- EXERCISE GOAL: In the following material, identify every line holding the string "الأشخاص" and return it.

- LISTED RECORDS:
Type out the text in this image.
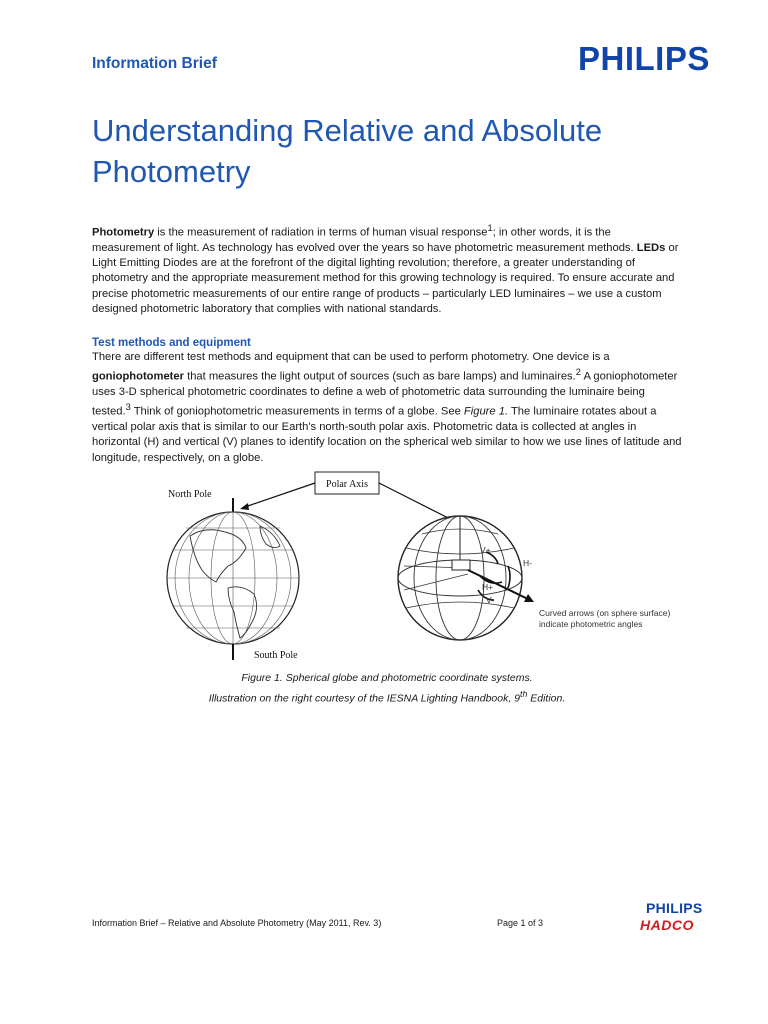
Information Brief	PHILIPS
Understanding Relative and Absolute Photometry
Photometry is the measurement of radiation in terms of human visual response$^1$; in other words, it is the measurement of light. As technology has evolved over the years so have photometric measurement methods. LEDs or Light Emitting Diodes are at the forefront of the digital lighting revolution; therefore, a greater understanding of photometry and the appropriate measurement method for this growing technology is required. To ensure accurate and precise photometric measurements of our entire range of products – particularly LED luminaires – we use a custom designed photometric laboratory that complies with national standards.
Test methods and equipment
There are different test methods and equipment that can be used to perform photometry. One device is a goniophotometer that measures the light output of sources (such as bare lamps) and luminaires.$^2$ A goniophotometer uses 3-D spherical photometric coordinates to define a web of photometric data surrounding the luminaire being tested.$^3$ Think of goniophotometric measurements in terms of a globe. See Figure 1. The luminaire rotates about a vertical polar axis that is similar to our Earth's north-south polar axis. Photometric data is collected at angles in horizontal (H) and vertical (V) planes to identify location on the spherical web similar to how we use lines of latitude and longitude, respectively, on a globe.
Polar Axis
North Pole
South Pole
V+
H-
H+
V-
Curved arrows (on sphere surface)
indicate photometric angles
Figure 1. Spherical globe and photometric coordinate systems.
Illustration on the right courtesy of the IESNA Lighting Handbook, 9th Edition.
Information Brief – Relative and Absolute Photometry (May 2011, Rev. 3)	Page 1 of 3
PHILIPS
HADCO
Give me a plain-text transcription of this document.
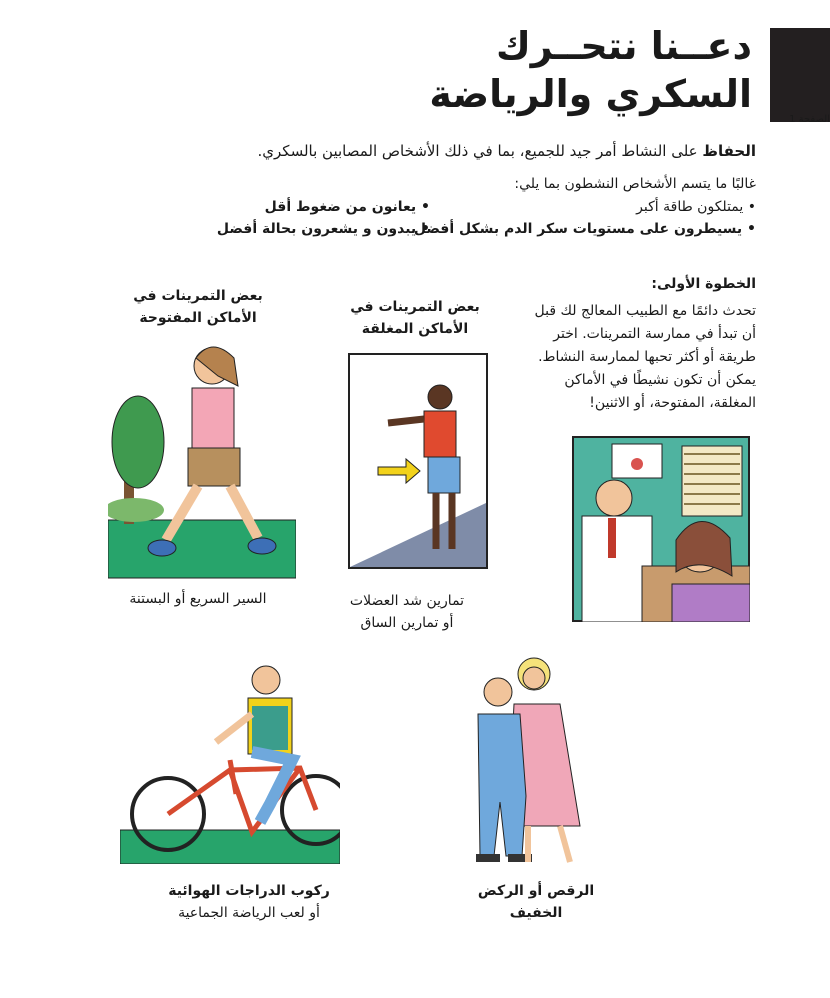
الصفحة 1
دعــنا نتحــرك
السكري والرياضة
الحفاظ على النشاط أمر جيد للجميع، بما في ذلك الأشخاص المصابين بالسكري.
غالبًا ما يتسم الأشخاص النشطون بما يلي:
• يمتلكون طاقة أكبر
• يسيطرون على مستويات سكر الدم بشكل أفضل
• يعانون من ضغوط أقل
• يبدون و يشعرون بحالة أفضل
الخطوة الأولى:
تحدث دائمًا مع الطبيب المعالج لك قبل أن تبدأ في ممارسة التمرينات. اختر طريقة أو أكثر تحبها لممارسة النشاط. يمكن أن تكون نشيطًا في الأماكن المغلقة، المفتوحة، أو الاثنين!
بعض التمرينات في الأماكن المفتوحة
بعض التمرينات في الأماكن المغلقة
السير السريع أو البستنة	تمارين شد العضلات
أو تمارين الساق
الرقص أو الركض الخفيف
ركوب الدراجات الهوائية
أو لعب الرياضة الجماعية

...

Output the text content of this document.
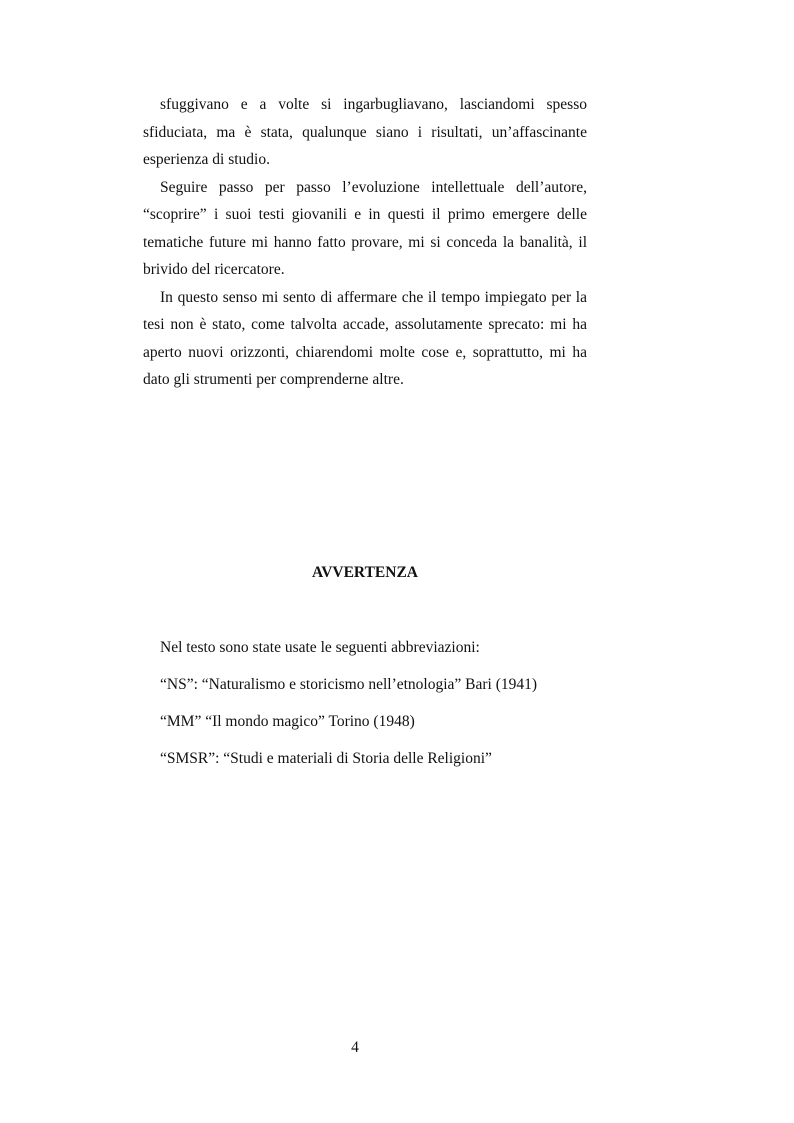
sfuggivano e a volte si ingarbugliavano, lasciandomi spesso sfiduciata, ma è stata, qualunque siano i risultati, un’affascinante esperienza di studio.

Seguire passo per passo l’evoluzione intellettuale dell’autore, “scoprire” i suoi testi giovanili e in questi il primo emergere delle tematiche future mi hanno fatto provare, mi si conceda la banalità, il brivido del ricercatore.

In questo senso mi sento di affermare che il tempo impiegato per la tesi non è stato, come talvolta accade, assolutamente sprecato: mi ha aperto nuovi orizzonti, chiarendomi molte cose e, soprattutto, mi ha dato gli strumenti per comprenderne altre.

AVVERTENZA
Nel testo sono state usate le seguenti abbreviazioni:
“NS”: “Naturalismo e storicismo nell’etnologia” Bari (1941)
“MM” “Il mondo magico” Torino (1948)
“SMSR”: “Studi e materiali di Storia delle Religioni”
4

==

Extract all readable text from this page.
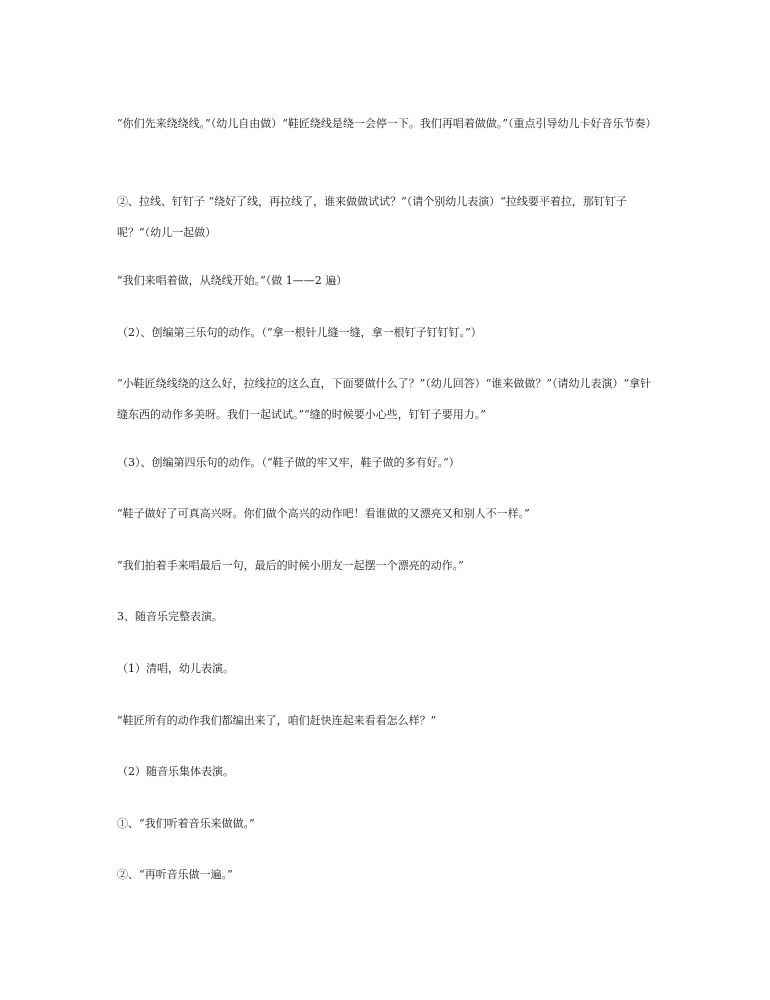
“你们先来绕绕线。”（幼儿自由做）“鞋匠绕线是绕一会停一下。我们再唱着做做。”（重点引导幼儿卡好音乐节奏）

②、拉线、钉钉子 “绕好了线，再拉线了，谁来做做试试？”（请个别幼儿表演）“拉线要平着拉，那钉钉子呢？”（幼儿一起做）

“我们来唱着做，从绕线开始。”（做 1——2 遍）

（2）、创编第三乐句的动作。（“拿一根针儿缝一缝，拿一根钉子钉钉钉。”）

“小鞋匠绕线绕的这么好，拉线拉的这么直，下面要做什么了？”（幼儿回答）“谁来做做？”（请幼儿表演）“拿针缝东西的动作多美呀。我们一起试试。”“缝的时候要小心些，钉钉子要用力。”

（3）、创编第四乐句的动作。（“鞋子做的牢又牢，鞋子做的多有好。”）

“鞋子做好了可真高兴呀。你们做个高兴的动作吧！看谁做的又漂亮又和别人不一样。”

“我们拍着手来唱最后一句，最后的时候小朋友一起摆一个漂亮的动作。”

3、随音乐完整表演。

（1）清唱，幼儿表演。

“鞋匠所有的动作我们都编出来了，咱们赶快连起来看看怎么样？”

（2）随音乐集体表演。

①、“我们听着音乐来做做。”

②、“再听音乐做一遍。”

- RESPONSE TO THIS EXERCISE:
الحفاظ على النشاط أمر جيد للجميع، بما في ذلك الأشخاص المصابين بالسكري.
غالبًا ما يتسم الأشخاص النشطون بما يلي:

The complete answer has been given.